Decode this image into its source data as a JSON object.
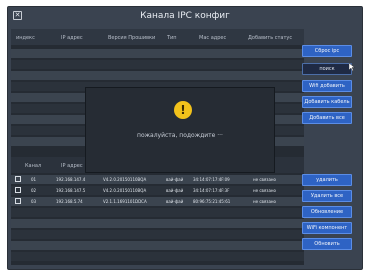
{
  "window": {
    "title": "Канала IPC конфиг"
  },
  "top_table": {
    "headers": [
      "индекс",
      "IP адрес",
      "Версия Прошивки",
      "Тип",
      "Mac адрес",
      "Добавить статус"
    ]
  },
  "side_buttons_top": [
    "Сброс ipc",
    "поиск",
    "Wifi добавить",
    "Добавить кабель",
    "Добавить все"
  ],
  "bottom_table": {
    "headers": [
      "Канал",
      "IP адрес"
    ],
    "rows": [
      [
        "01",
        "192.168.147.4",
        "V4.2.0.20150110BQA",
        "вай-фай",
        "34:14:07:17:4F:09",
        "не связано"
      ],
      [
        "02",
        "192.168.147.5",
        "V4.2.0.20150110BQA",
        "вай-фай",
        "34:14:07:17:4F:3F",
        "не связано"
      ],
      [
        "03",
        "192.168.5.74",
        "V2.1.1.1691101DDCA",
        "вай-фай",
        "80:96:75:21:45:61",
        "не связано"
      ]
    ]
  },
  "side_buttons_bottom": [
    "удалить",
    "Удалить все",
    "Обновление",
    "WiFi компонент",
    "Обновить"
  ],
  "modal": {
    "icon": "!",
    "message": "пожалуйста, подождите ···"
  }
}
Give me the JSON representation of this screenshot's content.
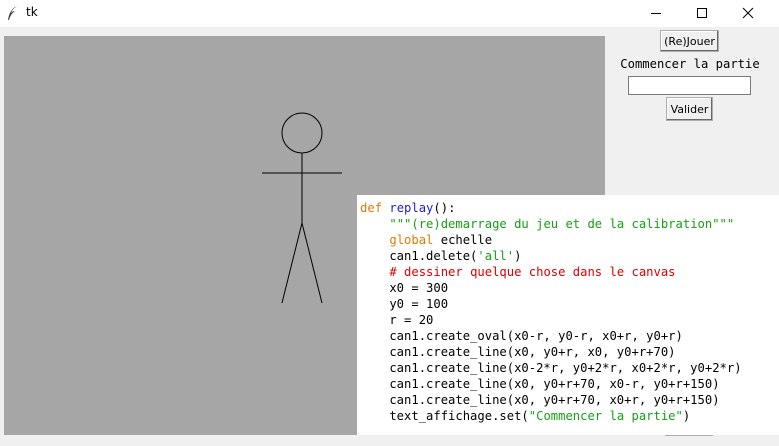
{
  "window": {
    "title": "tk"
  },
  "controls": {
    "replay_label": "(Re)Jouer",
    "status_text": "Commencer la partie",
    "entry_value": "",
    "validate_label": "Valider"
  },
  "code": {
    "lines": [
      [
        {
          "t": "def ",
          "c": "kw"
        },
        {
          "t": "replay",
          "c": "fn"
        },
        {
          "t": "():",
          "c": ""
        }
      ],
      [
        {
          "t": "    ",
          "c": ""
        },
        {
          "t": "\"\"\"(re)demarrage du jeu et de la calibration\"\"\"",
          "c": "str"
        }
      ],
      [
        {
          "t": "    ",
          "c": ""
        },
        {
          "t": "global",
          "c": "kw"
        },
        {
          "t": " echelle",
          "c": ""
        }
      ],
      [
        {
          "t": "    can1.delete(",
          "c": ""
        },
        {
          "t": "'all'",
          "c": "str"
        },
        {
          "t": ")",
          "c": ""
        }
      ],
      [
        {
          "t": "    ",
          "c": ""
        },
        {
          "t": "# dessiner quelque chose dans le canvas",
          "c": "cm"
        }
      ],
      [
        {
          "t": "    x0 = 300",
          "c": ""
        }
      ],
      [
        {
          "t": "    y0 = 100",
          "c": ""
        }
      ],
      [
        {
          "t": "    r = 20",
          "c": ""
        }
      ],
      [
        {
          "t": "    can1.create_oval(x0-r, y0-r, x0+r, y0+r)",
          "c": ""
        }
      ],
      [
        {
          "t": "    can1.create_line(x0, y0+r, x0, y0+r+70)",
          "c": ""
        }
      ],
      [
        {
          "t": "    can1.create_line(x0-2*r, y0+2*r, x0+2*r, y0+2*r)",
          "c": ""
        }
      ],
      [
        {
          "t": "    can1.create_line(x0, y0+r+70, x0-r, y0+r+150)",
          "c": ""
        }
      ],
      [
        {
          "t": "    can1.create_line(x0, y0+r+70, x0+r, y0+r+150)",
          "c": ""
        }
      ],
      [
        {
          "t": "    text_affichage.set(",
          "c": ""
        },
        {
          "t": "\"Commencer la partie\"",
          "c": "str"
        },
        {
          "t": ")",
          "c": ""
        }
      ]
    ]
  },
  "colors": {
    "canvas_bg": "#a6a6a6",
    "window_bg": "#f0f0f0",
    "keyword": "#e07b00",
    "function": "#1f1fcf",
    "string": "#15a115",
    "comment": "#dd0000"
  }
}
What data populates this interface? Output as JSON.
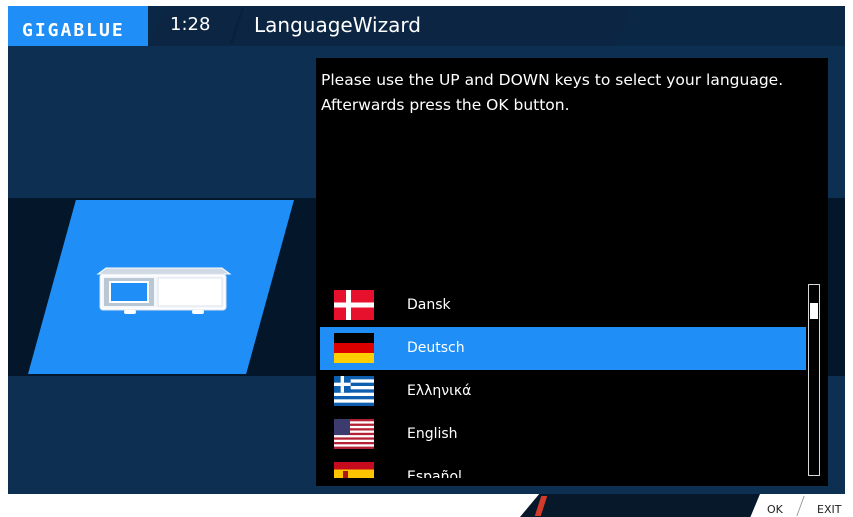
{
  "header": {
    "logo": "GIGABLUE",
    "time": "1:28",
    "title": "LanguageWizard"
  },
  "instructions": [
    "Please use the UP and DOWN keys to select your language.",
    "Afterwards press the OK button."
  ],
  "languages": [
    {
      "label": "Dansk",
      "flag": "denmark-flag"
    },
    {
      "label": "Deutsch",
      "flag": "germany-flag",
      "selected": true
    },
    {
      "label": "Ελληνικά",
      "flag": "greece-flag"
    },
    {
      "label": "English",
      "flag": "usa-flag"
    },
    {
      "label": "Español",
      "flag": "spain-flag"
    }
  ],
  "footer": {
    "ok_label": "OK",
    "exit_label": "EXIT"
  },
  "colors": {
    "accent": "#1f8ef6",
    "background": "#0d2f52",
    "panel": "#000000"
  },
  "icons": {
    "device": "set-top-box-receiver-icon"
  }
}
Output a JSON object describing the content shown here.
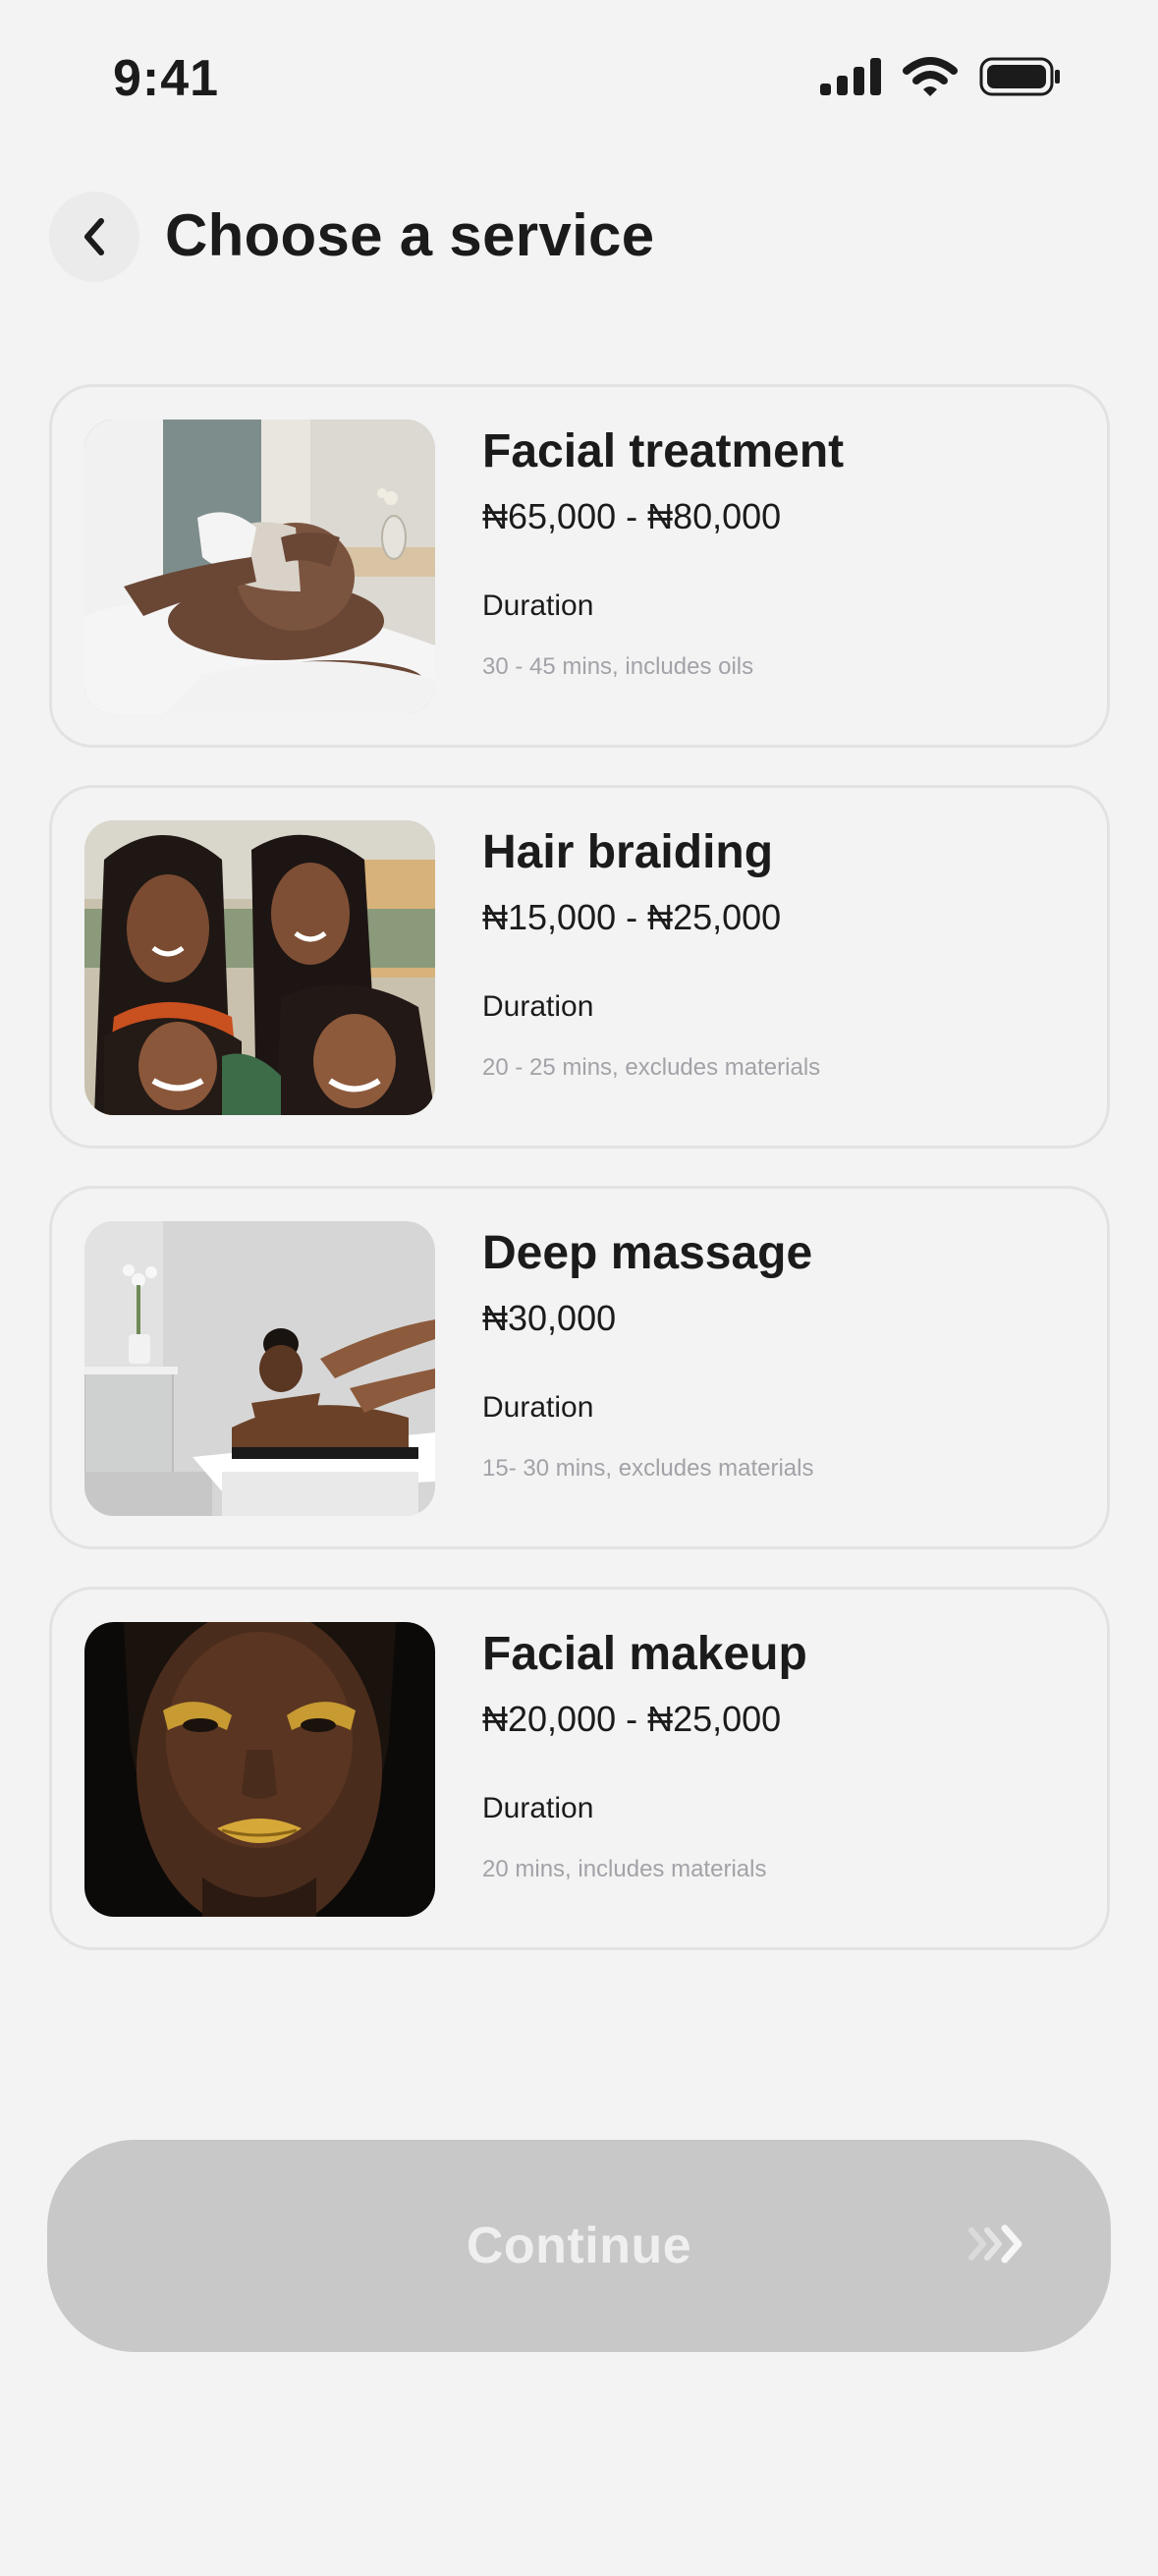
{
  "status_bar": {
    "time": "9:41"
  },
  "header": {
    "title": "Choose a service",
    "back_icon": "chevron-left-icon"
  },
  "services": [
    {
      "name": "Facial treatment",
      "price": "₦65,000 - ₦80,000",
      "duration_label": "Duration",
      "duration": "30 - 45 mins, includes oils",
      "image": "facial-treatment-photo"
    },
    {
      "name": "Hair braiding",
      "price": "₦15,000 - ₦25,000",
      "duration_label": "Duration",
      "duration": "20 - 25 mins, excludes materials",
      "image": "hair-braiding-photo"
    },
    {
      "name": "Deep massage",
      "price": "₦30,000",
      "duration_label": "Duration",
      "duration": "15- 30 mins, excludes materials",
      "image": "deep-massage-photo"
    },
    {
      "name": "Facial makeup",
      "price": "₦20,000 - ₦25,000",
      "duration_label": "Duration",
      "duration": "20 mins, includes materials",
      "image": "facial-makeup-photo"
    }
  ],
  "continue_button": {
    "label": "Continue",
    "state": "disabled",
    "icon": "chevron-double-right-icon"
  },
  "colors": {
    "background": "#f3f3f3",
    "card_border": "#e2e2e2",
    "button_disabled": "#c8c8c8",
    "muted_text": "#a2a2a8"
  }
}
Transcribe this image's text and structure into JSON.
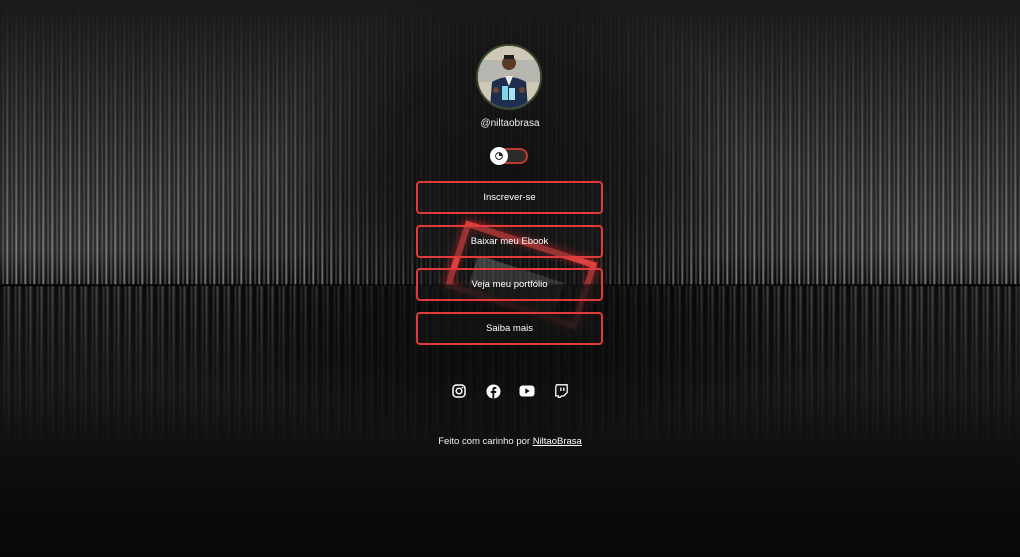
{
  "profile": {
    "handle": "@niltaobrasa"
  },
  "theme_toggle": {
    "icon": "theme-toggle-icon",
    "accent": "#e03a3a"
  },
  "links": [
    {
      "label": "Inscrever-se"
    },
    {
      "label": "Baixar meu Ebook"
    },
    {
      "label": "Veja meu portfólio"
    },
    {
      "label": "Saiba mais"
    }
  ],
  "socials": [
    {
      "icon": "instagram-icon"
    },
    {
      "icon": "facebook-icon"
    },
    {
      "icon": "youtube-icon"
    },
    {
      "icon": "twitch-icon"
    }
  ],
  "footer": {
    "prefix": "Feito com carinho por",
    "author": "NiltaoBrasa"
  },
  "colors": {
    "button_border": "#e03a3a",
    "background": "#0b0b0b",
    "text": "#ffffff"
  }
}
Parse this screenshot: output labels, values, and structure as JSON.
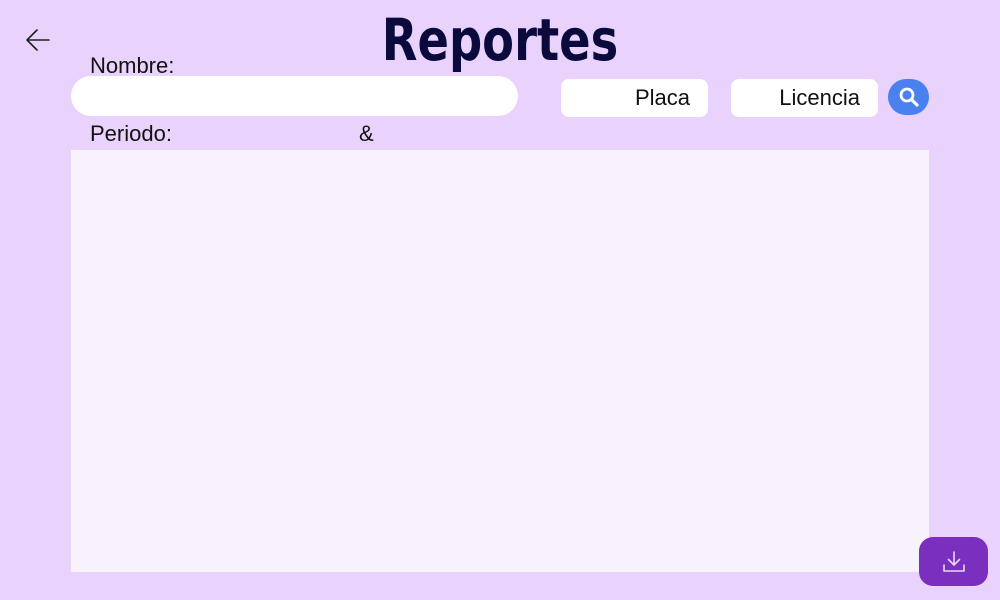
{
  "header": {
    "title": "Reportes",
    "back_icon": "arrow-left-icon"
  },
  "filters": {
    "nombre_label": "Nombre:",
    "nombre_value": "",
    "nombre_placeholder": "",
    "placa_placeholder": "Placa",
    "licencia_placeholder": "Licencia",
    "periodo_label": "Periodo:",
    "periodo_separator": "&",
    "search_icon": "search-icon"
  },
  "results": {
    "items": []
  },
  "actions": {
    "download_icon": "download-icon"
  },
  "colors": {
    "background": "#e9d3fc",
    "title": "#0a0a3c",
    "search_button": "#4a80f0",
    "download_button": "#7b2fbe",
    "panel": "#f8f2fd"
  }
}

## [WHAT IS EXPECTED]
Select every line above that contains the word "name", and copy it.

## [TASK RESPONSE]
      "name": "Facial treatment",
      "name": "Hair braiding",
      "name": "Deep massage",
      "name": "Facial makeup",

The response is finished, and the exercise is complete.